**Exercise data**
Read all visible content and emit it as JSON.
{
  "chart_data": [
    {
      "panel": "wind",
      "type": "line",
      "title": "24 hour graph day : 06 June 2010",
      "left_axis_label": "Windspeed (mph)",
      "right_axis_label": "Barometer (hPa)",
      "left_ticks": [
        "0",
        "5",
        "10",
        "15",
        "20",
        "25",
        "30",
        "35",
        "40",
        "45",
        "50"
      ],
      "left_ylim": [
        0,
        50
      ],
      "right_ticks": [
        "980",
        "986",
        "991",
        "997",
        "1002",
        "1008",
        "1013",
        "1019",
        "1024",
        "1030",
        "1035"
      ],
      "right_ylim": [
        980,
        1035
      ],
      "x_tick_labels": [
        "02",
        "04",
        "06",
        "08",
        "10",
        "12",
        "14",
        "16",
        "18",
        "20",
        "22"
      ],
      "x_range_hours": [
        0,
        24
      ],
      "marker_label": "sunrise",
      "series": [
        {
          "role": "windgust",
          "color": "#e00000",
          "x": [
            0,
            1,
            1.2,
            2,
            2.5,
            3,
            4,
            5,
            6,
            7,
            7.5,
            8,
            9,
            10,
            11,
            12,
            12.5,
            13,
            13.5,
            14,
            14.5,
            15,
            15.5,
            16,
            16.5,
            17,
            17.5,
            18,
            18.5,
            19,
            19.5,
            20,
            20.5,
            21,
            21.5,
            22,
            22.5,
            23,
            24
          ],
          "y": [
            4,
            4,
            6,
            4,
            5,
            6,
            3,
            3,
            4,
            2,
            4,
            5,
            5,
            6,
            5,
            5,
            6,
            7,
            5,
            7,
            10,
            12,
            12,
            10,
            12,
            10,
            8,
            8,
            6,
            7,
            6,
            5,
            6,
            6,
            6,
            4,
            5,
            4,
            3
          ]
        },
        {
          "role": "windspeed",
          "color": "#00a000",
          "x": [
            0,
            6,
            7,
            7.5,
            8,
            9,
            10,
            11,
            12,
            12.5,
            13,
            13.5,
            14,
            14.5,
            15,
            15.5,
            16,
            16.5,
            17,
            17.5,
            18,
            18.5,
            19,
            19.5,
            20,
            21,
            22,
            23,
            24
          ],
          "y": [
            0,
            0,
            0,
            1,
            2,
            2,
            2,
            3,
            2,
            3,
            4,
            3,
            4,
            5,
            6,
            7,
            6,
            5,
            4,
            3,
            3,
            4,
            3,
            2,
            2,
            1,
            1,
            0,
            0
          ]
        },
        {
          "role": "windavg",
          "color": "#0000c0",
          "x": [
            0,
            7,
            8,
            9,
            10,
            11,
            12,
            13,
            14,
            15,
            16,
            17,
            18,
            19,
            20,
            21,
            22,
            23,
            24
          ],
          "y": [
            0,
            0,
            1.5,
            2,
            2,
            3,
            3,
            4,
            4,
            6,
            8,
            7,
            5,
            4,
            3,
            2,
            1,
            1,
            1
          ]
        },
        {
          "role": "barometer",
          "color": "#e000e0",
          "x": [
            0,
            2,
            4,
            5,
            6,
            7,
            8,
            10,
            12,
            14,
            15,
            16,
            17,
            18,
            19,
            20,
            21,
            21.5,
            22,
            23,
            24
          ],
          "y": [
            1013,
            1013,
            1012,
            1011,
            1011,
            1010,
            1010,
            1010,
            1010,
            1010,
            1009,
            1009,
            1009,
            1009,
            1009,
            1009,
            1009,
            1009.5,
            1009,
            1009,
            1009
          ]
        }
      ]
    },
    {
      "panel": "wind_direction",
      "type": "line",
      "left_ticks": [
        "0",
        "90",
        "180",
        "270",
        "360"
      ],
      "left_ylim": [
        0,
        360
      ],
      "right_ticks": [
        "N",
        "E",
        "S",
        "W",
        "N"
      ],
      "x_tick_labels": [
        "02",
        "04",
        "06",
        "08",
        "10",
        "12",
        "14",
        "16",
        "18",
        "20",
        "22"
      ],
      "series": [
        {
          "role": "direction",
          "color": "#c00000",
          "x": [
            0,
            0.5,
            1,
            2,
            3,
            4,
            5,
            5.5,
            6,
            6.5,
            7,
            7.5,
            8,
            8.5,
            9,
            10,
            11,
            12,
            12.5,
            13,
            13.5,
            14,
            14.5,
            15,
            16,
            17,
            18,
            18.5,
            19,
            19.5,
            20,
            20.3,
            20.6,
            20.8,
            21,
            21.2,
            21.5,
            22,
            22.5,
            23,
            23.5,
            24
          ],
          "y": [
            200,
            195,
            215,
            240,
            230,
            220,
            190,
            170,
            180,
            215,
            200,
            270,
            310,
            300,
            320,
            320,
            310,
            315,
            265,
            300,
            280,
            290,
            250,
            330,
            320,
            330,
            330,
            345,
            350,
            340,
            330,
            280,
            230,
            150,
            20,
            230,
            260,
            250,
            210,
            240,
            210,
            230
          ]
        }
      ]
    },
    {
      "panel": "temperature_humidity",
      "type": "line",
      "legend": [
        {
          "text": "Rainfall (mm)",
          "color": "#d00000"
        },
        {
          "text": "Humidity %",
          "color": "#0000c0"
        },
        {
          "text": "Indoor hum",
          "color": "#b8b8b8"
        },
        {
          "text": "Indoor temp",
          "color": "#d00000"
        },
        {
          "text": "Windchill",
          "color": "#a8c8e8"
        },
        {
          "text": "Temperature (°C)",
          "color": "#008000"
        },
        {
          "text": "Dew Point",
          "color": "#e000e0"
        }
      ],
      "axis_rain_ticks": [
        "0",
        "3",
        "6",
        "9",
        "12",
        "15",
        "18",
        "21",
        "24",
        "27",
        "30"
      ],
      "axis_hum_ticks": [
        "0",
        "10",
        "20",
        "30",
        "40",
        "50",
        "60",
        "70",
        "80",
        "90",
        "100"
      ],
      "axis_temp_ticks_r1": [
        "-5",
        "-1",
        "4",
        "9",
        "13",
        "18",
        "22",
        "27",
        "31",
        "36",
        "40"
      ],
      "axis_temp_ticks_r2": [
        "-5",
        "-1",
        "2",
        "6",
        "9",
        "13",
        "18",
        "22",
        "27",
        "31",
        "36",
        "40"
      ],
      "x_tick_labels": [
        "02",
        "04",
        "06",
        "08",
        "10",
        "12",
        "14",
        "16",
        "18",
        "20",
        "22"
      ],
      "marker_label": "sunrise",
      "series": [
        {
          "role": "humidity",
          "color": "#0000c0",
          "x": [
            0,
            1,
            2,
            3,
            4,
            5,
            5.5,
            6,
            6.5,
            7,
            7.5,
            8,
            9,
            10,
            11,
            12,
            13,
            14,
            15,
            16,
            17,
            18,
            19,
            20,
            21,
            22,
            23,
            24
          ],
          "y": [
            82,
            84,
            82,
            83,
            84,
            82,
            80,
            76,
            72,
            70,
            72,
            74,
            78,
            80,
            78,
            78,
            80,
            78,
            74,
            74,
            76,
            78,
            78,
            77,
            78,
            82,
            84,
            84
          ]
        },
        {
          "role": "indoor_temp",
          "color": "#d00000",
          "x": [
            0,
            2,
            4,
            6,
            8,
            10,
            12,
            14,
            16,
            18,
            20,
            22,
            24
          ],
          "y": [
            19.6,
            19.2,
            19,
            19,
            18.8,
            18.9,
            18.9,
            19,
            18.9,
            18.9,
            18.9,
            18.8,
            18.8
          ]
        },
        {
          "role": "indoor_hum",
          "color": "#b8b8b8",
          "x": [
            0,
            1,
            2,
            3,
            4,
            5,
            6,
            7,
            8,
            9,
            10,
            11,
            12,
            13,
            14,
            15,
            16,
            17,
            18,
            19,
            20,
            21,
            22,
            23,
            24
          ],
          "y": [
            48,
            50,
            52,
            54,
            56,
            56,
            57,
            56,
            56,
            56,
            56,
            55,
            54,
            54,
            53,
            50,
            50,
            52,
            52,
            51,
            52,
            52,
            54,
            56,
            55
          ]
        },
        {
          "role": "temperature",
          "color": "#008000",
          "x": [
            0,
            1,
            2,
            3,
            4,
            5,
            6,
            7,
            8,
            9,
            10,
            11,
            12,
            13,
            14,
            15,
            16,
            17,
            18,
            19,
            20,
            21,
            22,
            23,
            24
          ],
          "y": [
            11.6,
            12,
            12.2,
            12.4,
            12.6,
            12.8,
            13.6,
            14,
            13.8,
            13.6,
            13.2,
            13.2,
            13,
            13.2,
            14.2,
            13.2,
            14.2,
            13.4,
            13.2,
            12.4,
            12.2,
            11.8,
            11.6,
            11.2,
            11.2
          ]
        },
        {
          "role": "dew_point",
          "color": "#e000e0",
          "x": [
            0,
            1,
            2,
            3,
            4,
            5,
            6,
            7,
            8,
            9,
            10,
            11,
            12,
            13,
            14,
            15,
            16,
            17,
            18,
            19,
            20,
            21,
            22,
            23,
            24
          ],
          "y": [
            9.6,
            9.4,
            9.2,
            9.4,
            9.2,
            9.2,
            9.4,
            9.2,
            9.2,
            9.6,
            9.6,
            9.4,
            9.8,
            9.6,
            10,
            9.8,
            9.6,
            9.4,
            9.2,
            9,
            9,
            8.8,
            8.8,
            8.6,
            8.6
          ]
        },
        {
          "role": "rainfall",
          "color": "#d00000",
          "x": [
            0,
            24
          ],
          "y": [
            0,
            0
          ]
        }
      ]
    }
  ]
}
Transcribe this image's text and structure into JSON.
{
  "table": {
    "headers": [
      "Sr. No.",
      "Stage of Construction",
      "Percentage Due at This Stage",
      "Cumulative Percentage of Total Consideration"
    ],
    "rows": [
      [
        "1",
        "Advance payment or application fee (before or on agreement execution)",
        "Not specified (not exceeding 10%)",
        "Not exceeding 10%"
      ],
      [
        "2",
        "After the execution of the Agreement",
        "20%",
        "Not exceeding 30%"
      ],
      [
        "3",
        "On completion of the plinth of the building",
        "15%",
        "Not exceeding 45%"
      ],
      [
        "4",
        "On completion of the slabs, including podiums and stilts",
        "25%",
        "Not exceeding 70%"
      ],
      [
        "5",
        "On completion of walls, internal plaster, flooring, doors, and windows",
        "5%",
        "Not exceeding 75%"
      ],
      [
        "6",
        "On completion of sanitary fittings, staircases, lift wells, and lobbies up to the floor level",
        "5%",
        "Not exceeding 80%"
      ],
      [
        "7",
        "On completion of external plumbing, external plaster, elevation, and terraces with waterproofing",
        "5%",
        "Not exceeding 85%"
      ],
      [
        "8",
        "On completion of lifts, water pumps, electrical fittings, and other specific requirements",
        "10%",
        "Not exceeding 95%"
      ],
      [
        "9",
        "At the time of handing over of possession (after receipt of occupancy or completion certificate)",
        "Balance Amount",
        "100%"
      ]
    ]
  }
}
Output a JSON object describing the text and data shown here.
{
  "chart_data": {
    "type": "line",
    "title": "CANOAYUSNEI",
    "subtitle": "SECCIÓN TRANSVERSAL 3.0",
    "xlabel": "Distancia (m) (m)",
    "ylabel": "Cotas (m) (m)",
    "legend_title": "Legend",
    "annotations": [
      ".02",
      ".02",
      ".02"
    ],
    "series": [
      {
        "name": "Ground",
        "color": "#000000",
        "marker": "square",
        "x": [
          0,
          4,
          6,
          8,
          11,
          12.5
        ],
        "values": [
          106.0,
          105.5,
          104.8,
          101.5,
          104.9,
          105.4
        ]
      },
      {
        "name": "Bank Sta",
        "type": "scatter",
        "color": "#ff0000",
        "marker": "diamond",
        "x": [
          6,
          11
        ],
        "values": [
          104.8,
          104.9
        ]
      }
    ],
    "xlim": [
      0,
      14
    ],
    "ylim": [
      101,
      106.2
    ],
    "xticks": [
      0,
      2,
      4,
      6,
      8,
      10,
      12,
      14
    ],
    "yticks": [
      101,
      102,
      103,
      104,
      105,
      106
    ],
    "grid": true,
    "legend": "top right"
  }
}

**Your objective**
Return exactly, and only, the line containing "Output a JSON" and every line after it through the end of the material.

**Correct answer**
Output a JSON object describing the text and data shown here.
{
  "chart_data": {
    "type": "line",
    "title": "CANOAYUSNEI",
    "subtitle": "SECCIÓN TRANSVERSAL 3.0",
    "xlabel": "Distancia (m) (m)",
    "ylabel": "Cotas (m) (m)",
    "legend_title": "Legend",
    "annotations": [
      ".02",
      ".02",
      ".02"
    ],
    "series": [
      {
        "name": "Ground",
        "color": "#000000",
        "marker": "square",
        "x": [
          0,
          4,
          6,
          8,
          11,
          12.5
        ],
        "values": [
          106.0,
          105.5,
          104.8,
          101.5,
          104.9,
          105.4
        ]
      },
      {
        "name": "Bank Sta",
        "type": "scatter",
        "color": "#ff0000",
        "marker": "diamond",
        "x": [
          6,
          11
        ],
        "values": [
          104.8,
          104.9
        ]
      }
    ],
    "xlim": [
      0,
      14
    ],
    "ylim": [
      101,
      106.2
    ],
    "xticks": [
      0,
      2,
      4,
      6,
      8,
      10,
      12,
      14
    ],
    "yticks": [
      101,
      102,
      103,
      104,
      105,
      106
    ],
    "grid": true,
    "legend": "top right"
  }
}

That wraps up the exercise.